Read the listing and extract each line that includes the word "listowitým".

Stored records:
════════════════
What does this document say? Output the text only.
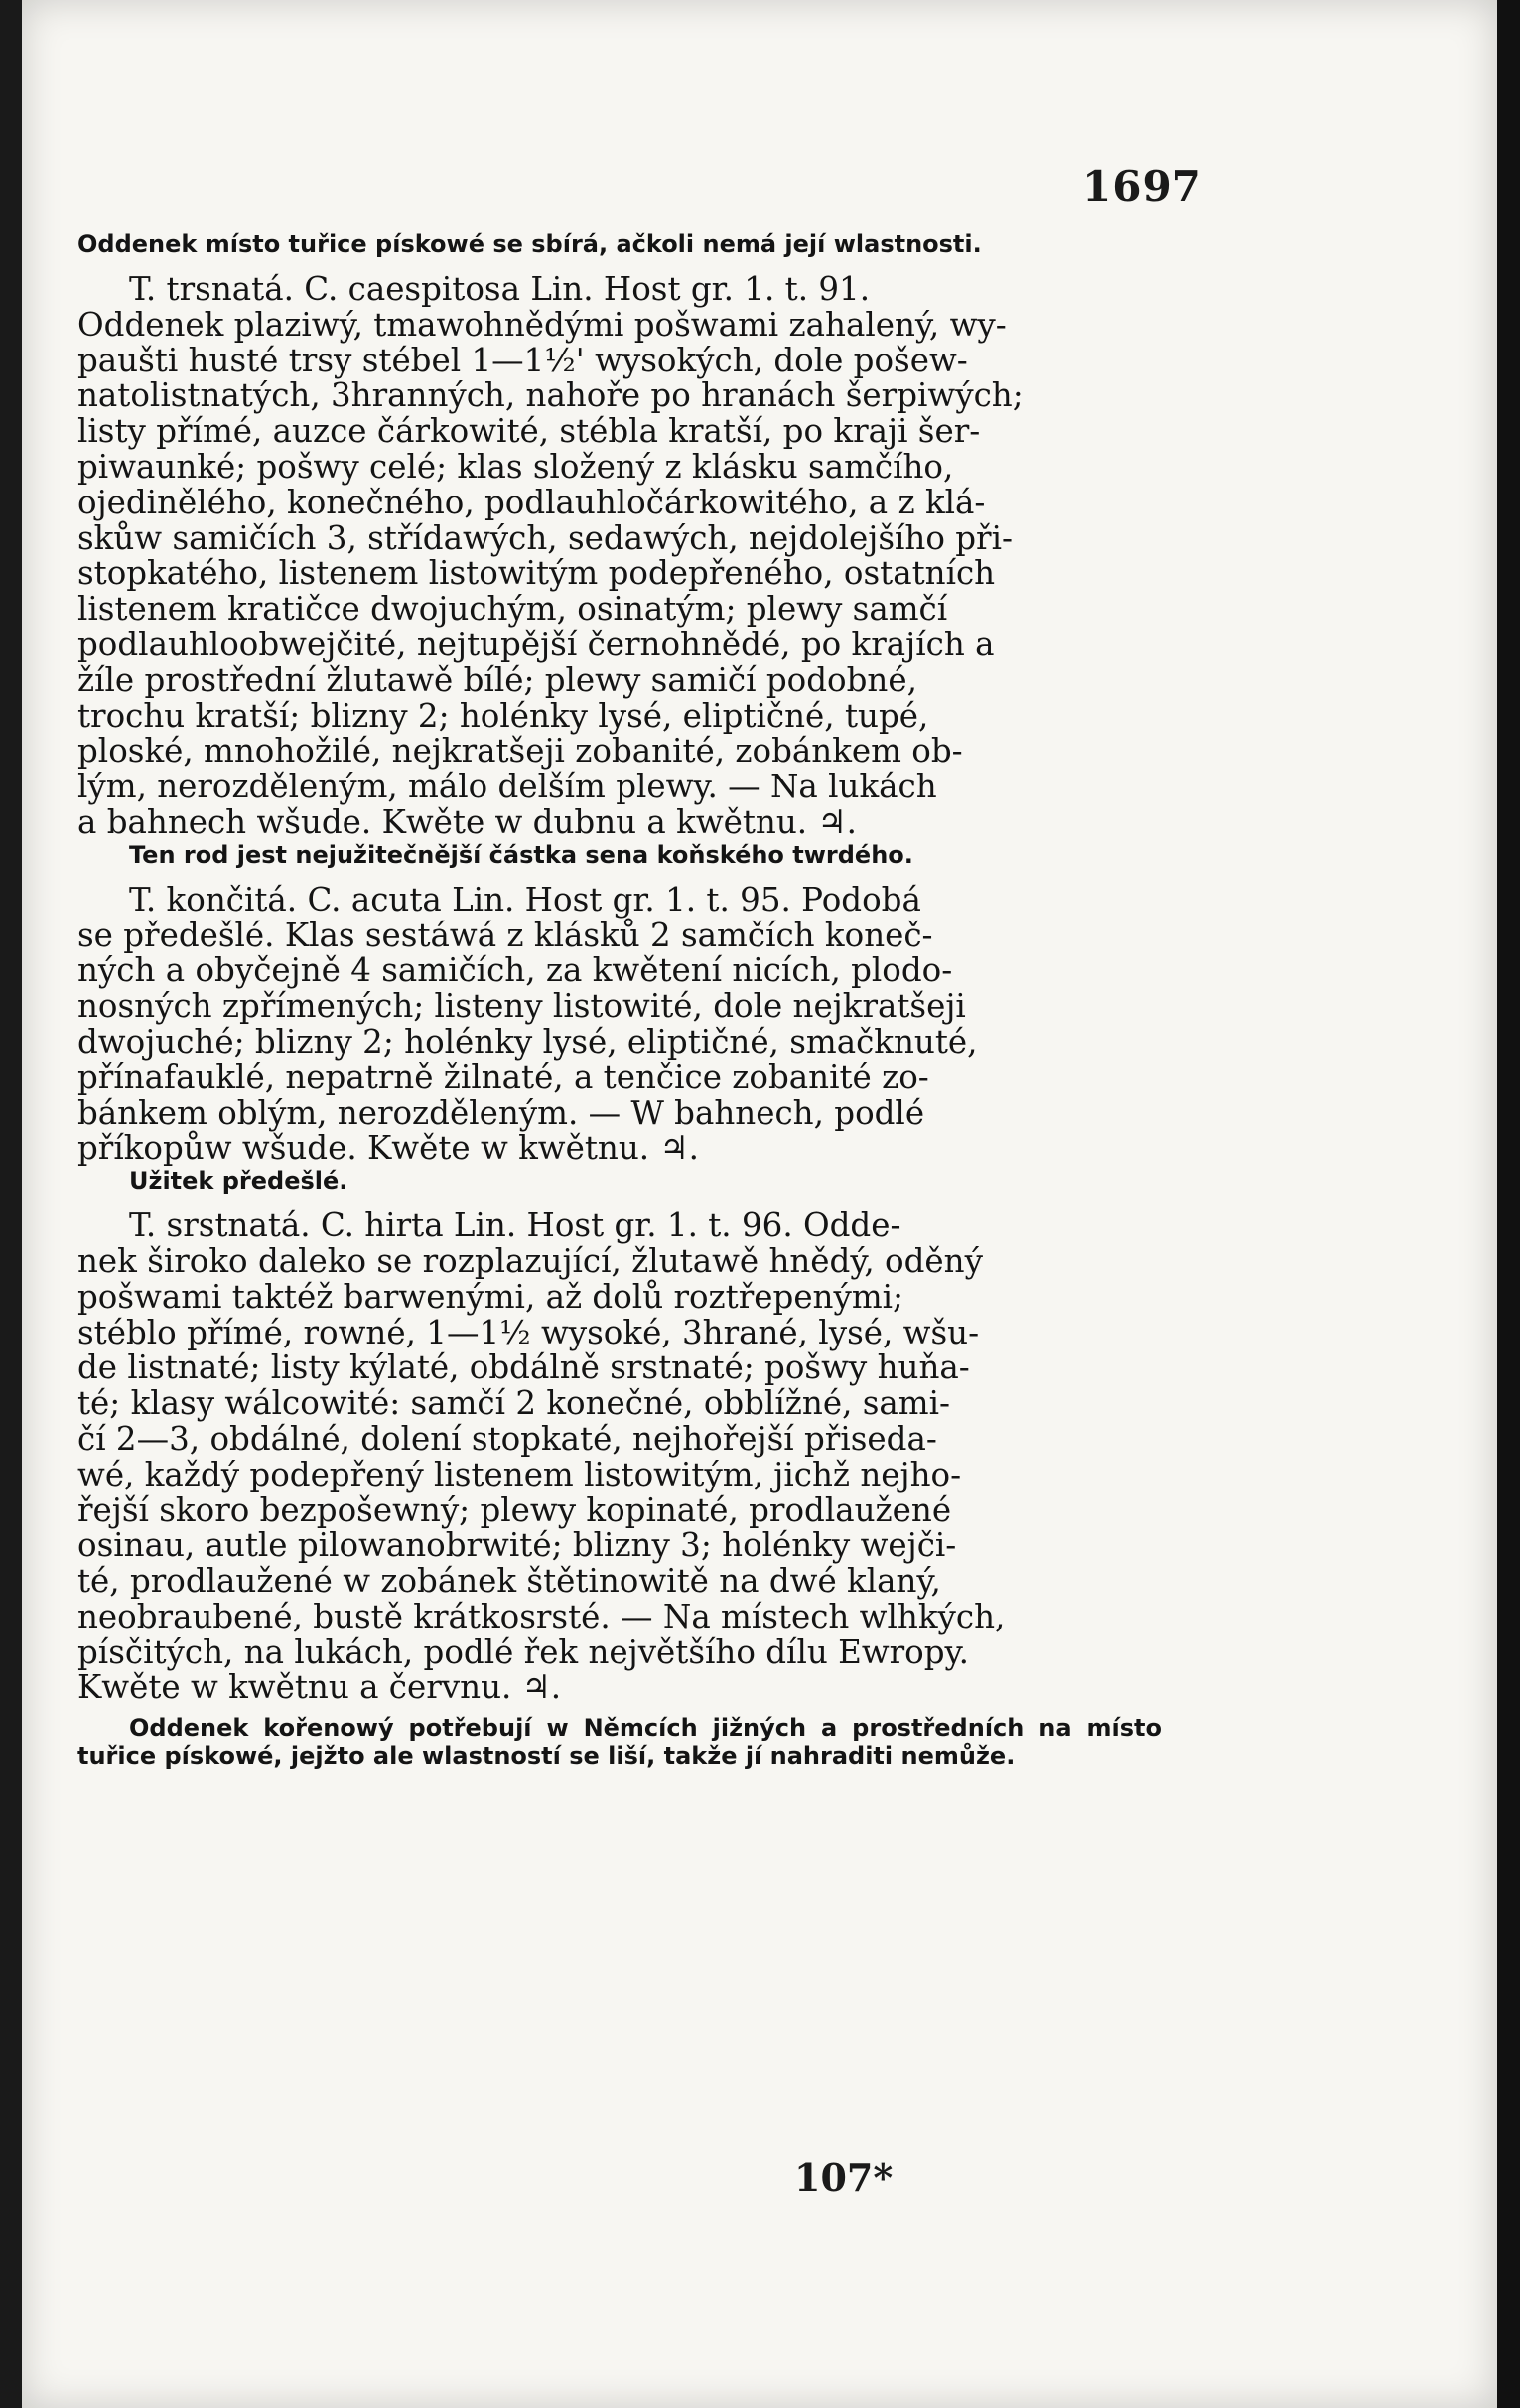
1697

Oddenek místo tuřice pískowé se sbírá, ačkoli nemá její wlastnosti.

T. trsnatá. C. caespitosa Lin. Host gr. 1. t. 91.

Oddenek plaziwý, tmawohnědými pošwami zahalený, wy-

paušti husté trsy stébel 1—1½' wysokých, dole pošew-

natolistnatých, 3hranných, nahoře po hranách šerpiwých;

listy přímé, auzce čárkowité, stébla kratší, po kraji šer-

piwaunké; pošwy celé; klas složený z klásku samčího,

ojedinělého, konečného, podlauhločárkowitého, a z klá-

skůw samičích 3, střídawých, sedawých, nejdolejšího při-

stopkatého, listenem listowitým podepřeného, ostatních

listenem kratičce dwojuchým, osinatým; plewy samčí

podlauhloobwejčité, nejtupější černohnědé, po krajích a

žíle prostřední žlutawě bílé; plewy samičí podobné,

trochu kratší; blizny 2; holénky lysé, eliptičné, tupé,

ploské, mnohožilé, nejkratšeji zobanité, zobánkem ob-

lým, nerozděleným, málo delším plewy. — Na lukách

a bahnech wšude. Kwěte w dubnu a kwětnu. ♃.

Ten rod jest nejužitečnější částka sena koňského twrdého.

T. končitá. C. acuta Lin. Host gr. 1. t. 95. Podobá

se předešlé. Klas sestáwá z klásků 2 samčích koneč-

ných a obyčejně 4 samičích, za kwětení nicích, plodo-

nosných zpřímených; listeny listowité, dole nejkratšeji

dwojuché; blizny 2; holénky lysé, eliptičné, smačknuté,

přínafauklé, nepatrně žilnaté, a tenčice zobanité zo-

bánkem oblým, nerozděleným. — W bahnech, podlé

příkopůw wšude. Kwěte w kwětnu. ♃.

Užitek předešlé.

T. srstnatá. C. hirta Lin. Host gr. 1. t. 96. Odde-

nek široko daleko se rozplazující, žlutawě hnědý, oděný

pošwami taktéž barwenými, až dolů roztřepenými;

stéblo přímé, rowné, 1—1½ wysoké, 3hrané, lysé, wšu-

de listnaté; listy kýlaté, obdálně srstnaté; pošwy huňa-

té; klasy wálcowité: samčí 2 konečné, obblížné, sami-

čí 2—3, obdálné, dolení stopkaté, nejhořejší přiseda-

wé, každý podepřený listenem listowitým, jichž nejho-

řejší skoro bezpošewný; plewy kopinaté, prodlaužené

osinau, autle pilowanobrwité; blizny 3; holénky wejči-

té, prodlaužené w zobánek štětinowitě na dwé klaný,

neobraubené, bustě krátkosrsté. — Na místech wlhkých,

písčitých, na lukách, podlé řek největšího dílu Ewropy.

Kwěte w kwětnu a červnu. ♃.

Oddenek kořenowý potřebují w Němcích jižných a prostředních na místo tuřice pískowé, jejžto ale wlastností se liší, takže jí nahraditi nemůže.

107*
════════════════
Task response:
stopkatého, listenem listowitým podepřeného, ostatních
wé, každý podepřený listenem listowitým, jichž nejho-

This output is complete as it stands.